● **Data provided**:

:::

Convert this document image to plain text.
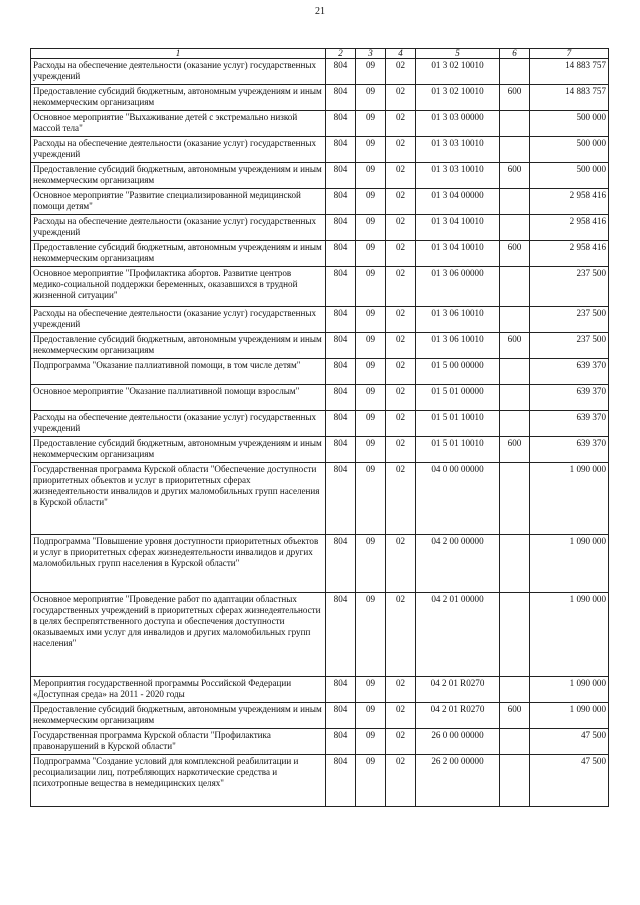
21
1	2	3	4	5	6	7
Расходы на обеспечение деятельности (оказание услуг) государственных учреждений	804	09	02	01 3 02 10010		14 883 757
Предоставление субсидий бюджетным, автономным учреждениям и иным некоммерческим организациям	804	09	02	01 3 02 10010	600	14 883 757
Основное мероприятие "Выхаживание детей с экстремально низкой массой тела"	804	09	02	01 3 03 00000		500 000
Расходы на обеспечение деятельности (оказание услуг) государственных учреждений	804	09	02	01 3 03 10010		500 000
Предоставление субсидий бюджетным, автономным учреждениям и иным некоммерческим организациям	804	09	02	01 3 03 10010	600	500 000
Основное мероприятие "Развитие специализированной медицинской помощи детям"	804	09	02	01 3 04 00000		2 958 416
Расходы на обеспечение деятельности (оказание услуг) государственных учреждений	804	09	02	01 3 04 10010		2 958 416
Предоставление субсидий бюджетным, автономным учреждениям и иным некоммерческим организациям	804	09	02	01 3 04 10010	600	2 958 416
Основное мероприятие "Профилактика абортов. Развитие центров медико-социальной поддержки беременных, оказавшихся в трудной жизненной ситуации"	804	09	02	01 3 06 00000		237 500
Расходы на обеспечение деятельности (оказание услуг) государственных учреждений	804	09	02	01 3 06 10010		237 500
Предоставление субсидий бюджетным, автономным учреждениям и иным некоммерческим организациям	804	09	02	01 3 06 10010	600	237 500
Подпрограмма "Оказание паллиативной помощи, в том числе детям"	804	09	02	01 5 00 00000		639 370
Основное мероприятие "Оказание паллиативной помощи взрослым"	804	09	02	01 5 01 00000		639 370
Расходы на обеспечение деятельности (оказание услуг) государственных учреждений	804	09	02	01 5 01 10010		639 370
Предоставление субсидий бюджетным, автономным учреждениям и иным некоммерческим организациям	804	09	02	01 5 01 10010	600	639 370
Государственная программа Курской области "Обеспечение доступности приоритетных объектов и услуг в приоритетных сферах жизнедеятельности инвалидов и других маломобильных групп населения в Курской области"	804	09	02	04 0 00 00000		1 090 000
Подпрограмма "Повышение уровня доступности приоритетных объектов и услуг в приоритетных сферах жизнедеятельности инвалидов и других маломобильных групп населения в Курской области"	804	09	02	04 2 00 00000		1 090 000
Основное мероприятие "Проведение работ по адаптации областных государственных учреждений в приоритетных сферах жизнедеятельности в целях беспрепятственного доступа и обеспечения доступности оказываемых ими услуг для инвалидов и других маломобильных групп населения"	804	09	02	04 2 01 00000		1 090 000
Мероприятия государственной программы Российской Федерации «Доступная среда» на 2011 - 2020 годы	804	09	02	04 2 01 R0270		1 090 000
Предоставление субсидий бюджетным, автономным учреждениям и иным некоммерческим организациям	804	09	02	04 2 01 R0270	600	1 090 000
Государственная программа Курской области "Профилактика правонарушений в Курской области"	804	09	02	26 0 00 00000		47 500
Подпрограмма "Создание условий для комплексной реабилитации и ресоциализации лиц, потребляющих наркотические средства и психотропные вещества в немедицинских целях"	804	09	02	26 2 00 00000		47 500
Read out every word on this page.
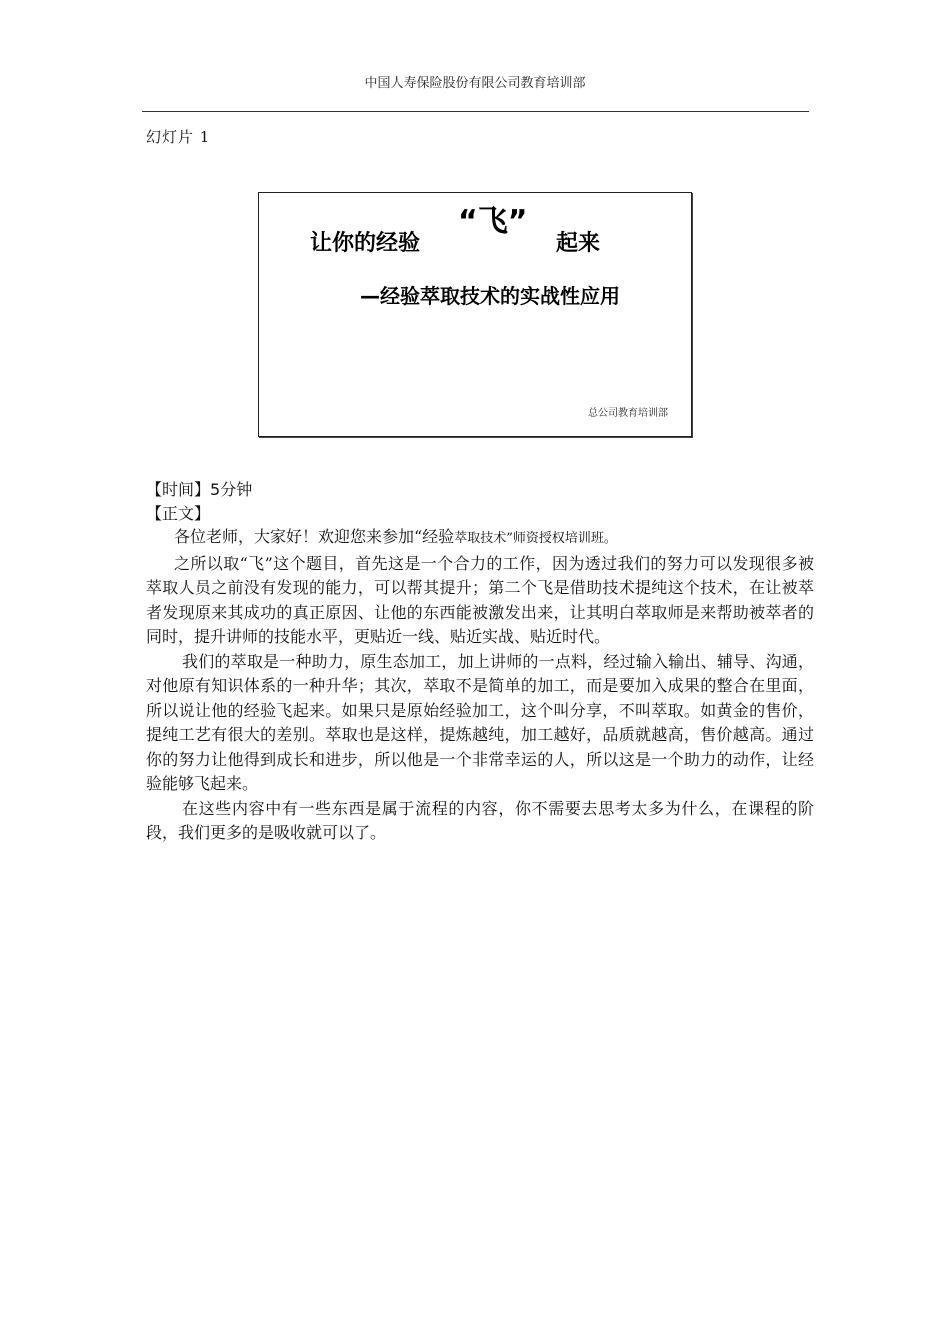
中国人寿保险股份有限公司教育培训部
幻灯片 1
让你的经验
“飞”
起来
—经验萃取技术的实战性应用
总公司教育培训部
【时间】5分钟
【正文】

各位老师，大家好！欢迎您来参加“经验萃取技术”师资授权培训班。

之所以取“飞”这个题目，首先这是一个合力的工作，因为透过我们的努力可以发现很多被萃取人员之前没有发现的能力，可以帮其提升；第二个飞是借助技术提纯这个技术，在让被萃者发现原来其成功的真正原因、让他的东西能被激发出来，让其明白萃取师是来帮助被萃者的同时，提升讲师的技能水平，更贴近一线、贴近实战、贴近时代。

我们的萃取是一种助力，原生态加工，加上讲师的一点料，经过输入输出、辅导、沟通，对他原有知识体系的一种升华；其次，萃取不是简单的加工，而是要加入成果的整合在里面，所以说让他的经验飞起来。如果只是原始经验加工，这个叫分享，不叫萃取。如黄金的售价，提纯工艺有很大的差别。萃取也是这样，提炼越纯，加工越好，品质就越高，售价越高。通过你的努力让他得到成长和进步，所以他是一个非常幸运的人，所以这是一个助力的动作，让经验能够飞起来。

在这些内容中有一些东西是属于流程的内容，你不需要去思考太多为什么，在课程的阶段，我们更多的是吸收就可以了。
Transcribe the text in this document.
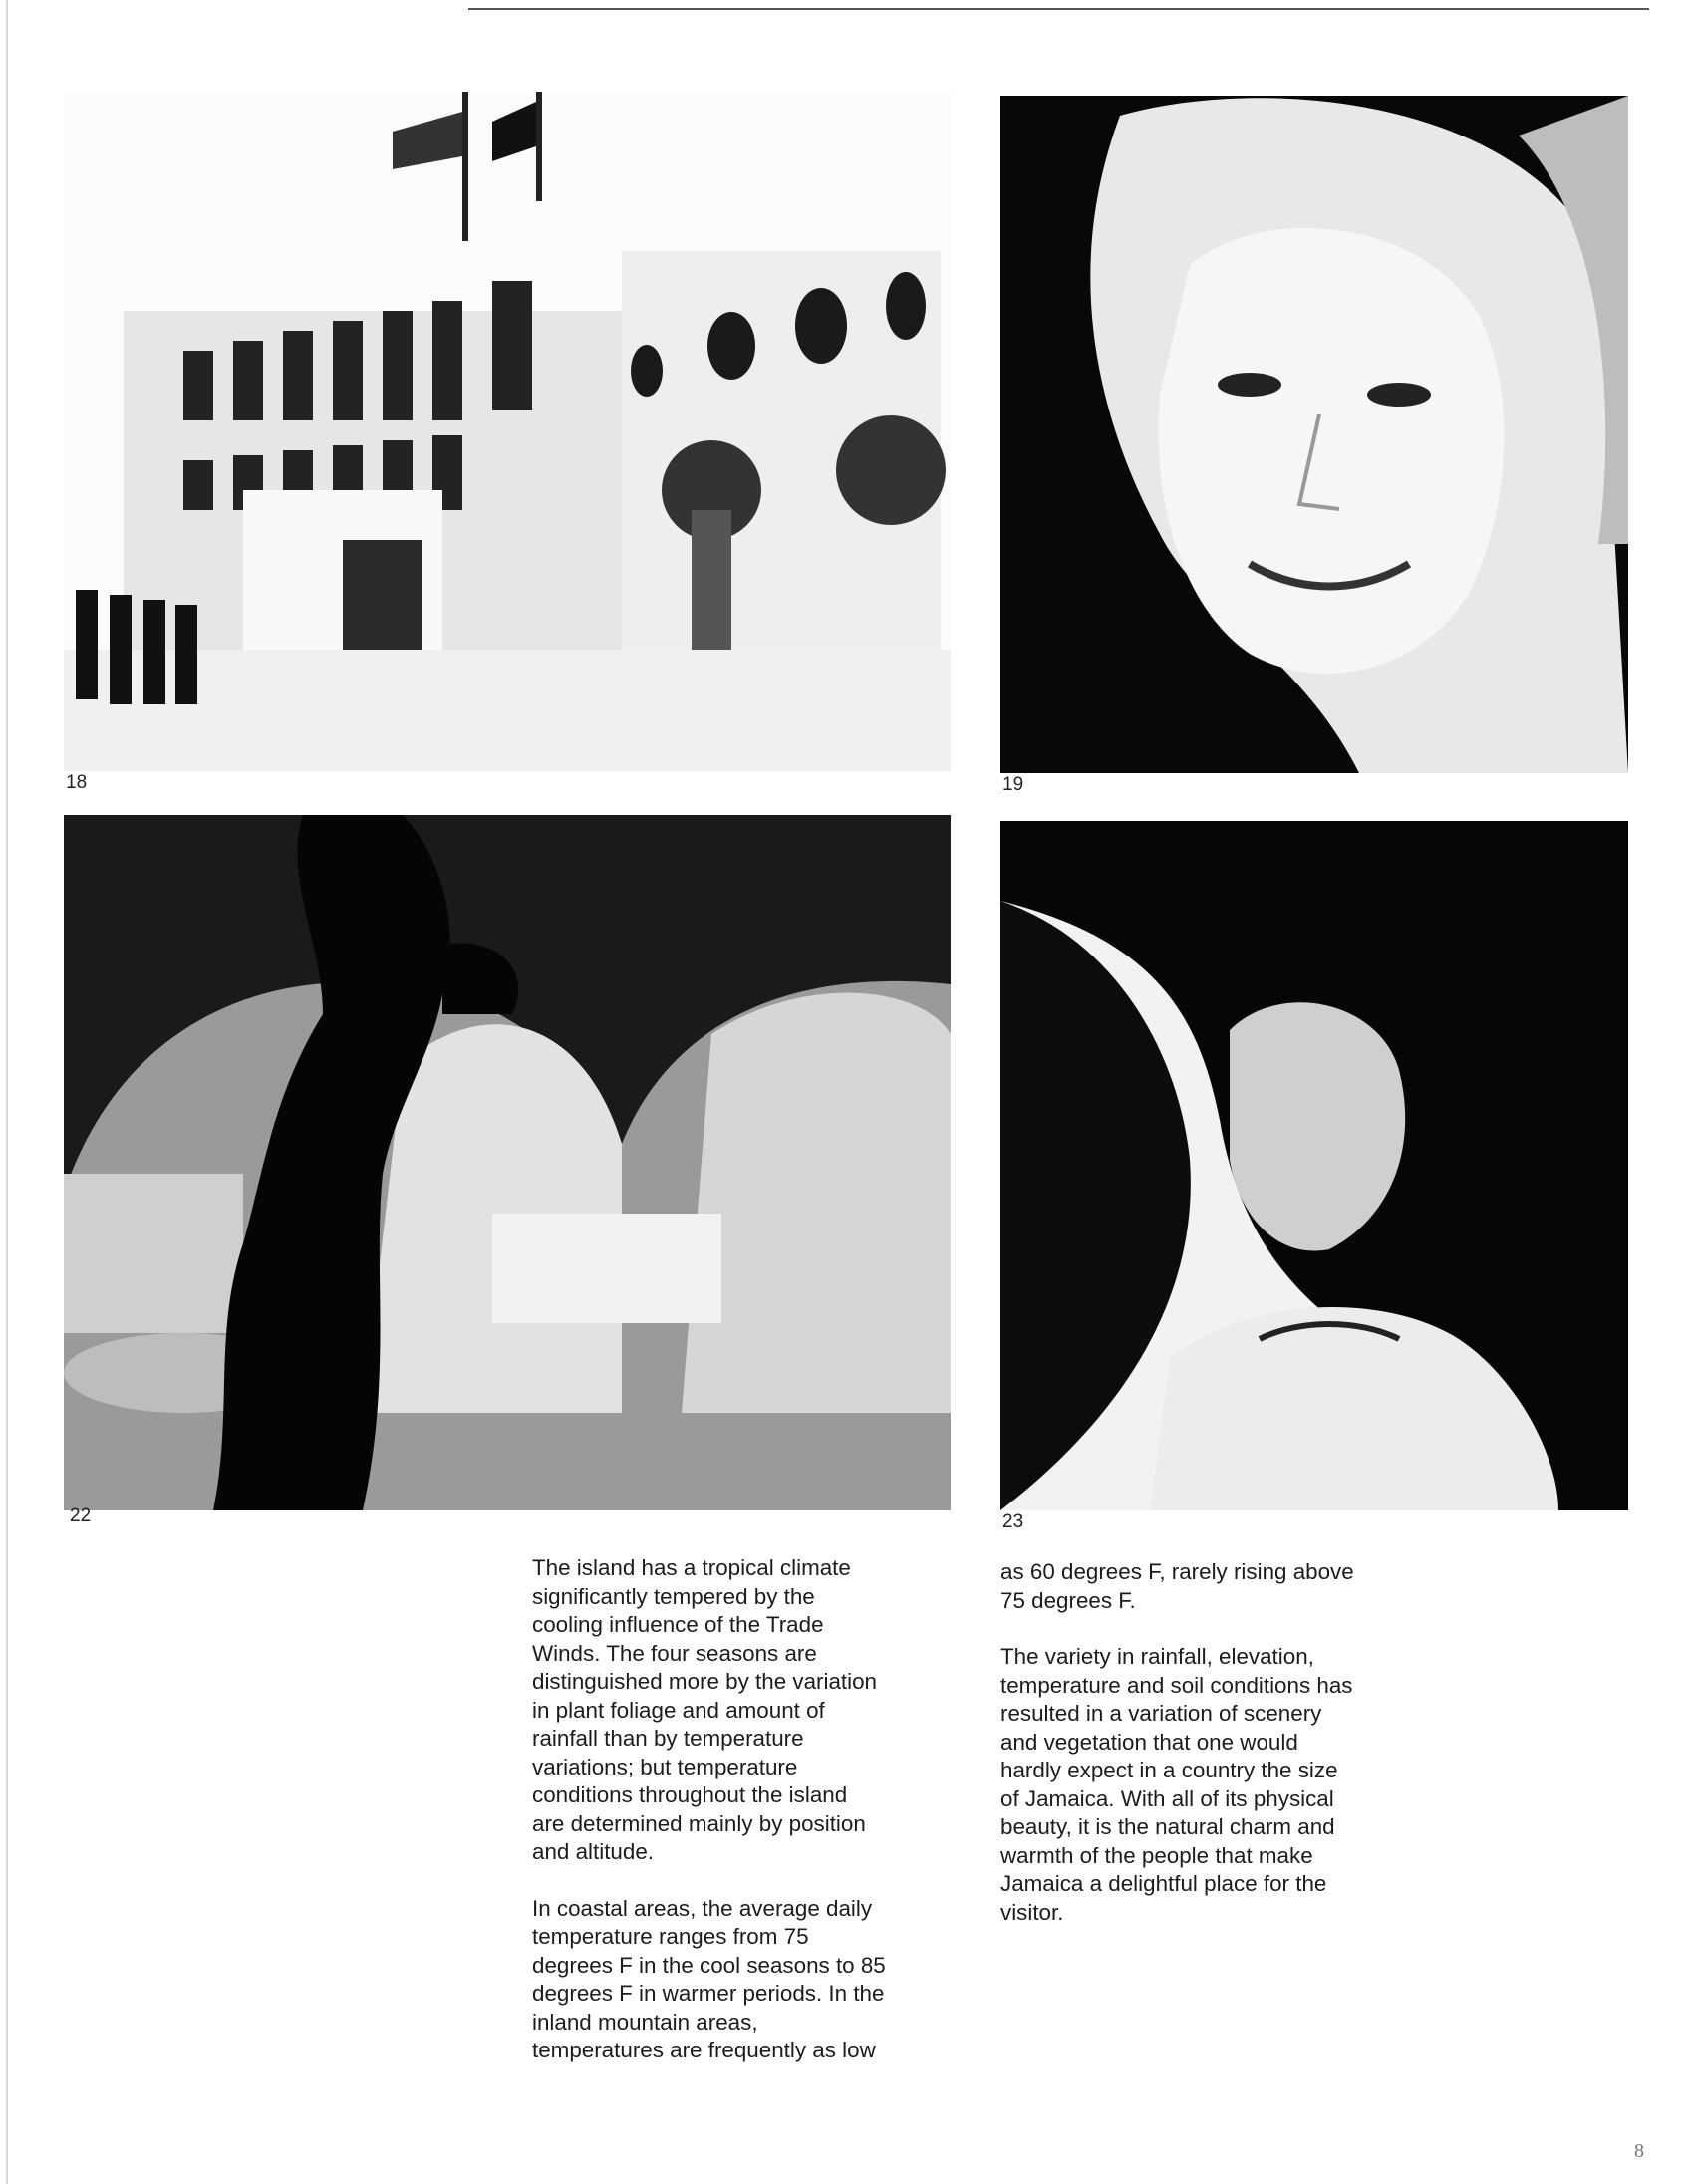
18	19
22	23

The island has a tropical climate
significantly tempered by the
cooling influence of the Trade
Winds. The four seasons are
distinguished more by the variation
in plant foliage and amount of
rainfall than by temperature
variations; but temperature
conditions throughout the island
are determined mainly by position
and altitude.

In coastal areas, the average daily
temperature ranges from 75
degrees F in the cool seasons to 85
degrees F in warmer periods. In the
inland mountain areas,
temperatures are frequently as low

as 60 degrees F, rarely rising above
75 degrees F.

The variety in rainfall, elevation,
temperature and soil conditions has
resulted in a variation of scenery
and vegetation that one would
hardly expect in a country the size
of Jamaica. With all of its physical
beauty, it is the natural charm and
warmth of the people that make
Jamaica a delightful place for the
visitor.

8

:::

● **Direction**: Beginning at the line that contains "Read out every word on this page.", give the remaining lines of the records again exactly, through the last one. Leave out pictures.

● **Completed exercise**:
Read out every word on this page.
中国人寿保险股份有限公司教育培训部
幻灯片 1
让你的经验
“飞”
起来
—经验萃取技术的实战性应用
总公司教育培训部
【时间】5分钟
【正文】

各位老师，大家好！欢迎您来参加“经验萃取技术”师资授权培训班。

之所以取“飞”这个题目，首先这是一个合力的工作，因为透过我们的努力可以发现很多被萃取人员之前没有发现的能力，可以帮其提升；第二个飞是借助技术提纯这个技术，在让被萃者发现原来其成功的真正原因、让他的东西能被激发出来，让其明白萃取师是来帮助被萃者的同时，提升讲师的技能水平，更贴近一线、贴近实战、贴近时代。

我们的萃取是一种助力，原生态加工，加上讲师的一点料，经过输入输出、辅导、沟通，对他原有知识体系的一种升华；其次，萃取不是简单的加工，而是要加入成果的整合在里面，所以说让他的经验飞起来。如果只是原始经验加工，这个叫分享，不叫萃取。如黄金的售价，提纯工艺有很大的差别。萃取也是这样，提炼越纯，加工越好，品质就越高，售价越高。通过你的努力让他得到成长和进步，所以他是一个非常幸运的人，所以这是一个助力的动作，让经验能够飞起来。

在这些内容中有一些东西是属于流程的内容，你不需要去思考太多为什么，在课程的阶段，我们更多的是吸收就可以了。
Transcribe the text in this document.
18	19
22	23

The island has a tropical climate
significantly tempered by the
cooling influence of the Trade
Winds. The four seasons are
distinguished more by the variation
in plant foliage and amount of
rainfall than by temperature
variations; but temperature
conditions throughout the island
are determined mainly by position
and altitude.

In coastal areas, the average daily
temperature ranges from 75
degrees F in the cool seasons to 85
degrees F in warmer periods. In the
inland mountain areas,
temperatures are frequently as low

as 60 degrees F, rarely rising above
75 degrees F.

The variety in rainfall, elevation,
temperature and soil conditions has
resulted in a variation of scenery
and vegetation that one would
hardly expect in a country the size
of Jamaica. With all of its physical
beauty, it is the natural charm and
warmth of the people that make
Jamaica a delightful place for the
visitor.

8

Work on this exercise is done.